— START OF Provided records —

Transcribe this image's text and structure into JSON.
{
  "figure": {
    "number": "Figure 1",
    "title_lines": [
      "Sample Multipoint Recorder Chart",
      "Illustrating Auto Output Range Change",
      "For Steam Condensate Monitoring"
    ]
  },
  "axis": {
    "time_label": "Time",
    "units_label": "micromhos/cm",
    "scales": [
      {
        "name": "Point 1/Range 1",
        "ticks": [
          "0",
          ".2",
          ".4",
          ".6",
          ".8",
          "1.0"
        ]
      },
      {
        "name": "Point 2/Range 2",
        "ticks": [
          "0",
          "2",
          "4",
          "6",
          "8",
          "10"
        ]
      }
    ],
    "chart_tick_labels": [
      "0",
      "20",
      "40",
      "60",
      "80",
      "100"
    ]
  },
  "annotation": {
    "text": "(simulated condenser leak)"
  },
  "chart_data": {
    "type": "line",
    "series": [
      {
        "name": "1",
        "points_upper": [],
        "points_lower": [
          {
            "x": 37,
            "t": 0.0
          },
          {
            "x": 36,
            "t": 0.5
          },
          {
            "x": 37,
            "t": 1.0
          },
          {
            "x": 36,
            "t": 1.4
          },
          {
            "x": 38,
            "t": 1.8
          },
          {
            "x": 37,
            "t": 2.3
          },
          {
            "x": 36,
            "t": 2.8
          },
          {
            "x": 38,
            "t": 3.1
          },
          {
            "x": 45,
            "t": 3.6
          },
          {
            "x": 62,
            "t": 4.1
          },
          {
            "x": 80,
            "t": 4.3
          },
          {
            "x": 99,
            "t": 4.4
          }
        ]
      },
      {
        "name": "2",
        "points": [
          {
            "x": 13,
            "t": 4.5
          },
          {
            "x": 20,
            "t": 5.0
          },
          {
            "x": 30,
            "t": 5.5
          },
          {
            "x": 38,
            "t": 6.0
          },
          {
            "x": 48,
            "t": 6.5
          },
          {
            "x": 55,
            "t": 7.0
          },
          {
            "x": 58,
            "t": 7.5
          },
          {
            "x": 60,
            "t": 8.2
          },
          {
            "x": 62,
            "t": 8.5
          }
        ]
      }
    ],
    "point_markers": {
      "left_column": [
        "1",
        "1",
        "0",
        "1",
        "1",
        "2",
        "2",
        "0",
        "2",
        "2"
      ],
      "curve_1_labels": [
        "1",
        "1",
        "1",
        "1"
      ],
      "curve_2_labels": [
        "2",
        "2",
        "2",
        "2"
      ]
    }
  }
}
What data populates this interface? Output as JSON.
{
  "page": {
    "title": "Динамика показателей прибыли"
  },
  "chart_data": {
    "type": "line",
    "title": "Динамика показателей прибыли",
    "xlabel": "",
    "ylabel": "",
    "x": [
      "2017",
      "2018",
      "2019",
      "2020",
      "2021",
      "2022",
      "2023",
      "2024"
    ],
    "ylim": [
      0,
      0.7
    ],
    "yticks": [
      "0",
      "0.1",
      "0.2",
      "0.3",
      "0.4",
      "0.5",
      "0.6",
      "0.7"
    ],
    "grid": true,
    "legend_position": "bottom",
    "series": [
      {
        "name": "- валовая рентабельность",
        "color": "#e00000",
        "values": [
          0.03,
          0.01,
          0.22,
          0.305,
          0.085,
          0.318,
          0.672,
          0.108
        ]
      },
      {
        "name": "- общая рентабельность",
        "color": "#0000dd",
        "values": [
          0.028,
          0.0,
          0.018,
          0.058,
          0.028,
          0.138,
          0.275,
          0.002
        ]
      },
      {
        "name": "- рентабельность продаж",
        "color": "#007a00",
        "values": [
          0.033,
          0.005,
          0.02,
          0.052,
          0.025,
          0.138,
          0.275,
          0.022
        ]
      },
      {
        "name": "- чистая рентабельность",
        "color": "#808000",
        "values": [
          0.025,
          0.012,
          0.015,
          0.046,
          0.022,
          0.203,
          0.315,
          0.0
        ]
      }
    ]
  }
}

— END OF Provided records —

Task statement: In the records above, find each line holding "показателей" and copy it.

Final answer:
    "title": "Динамика показателей прибыли"
    "title": "Динамика показателей прибыли",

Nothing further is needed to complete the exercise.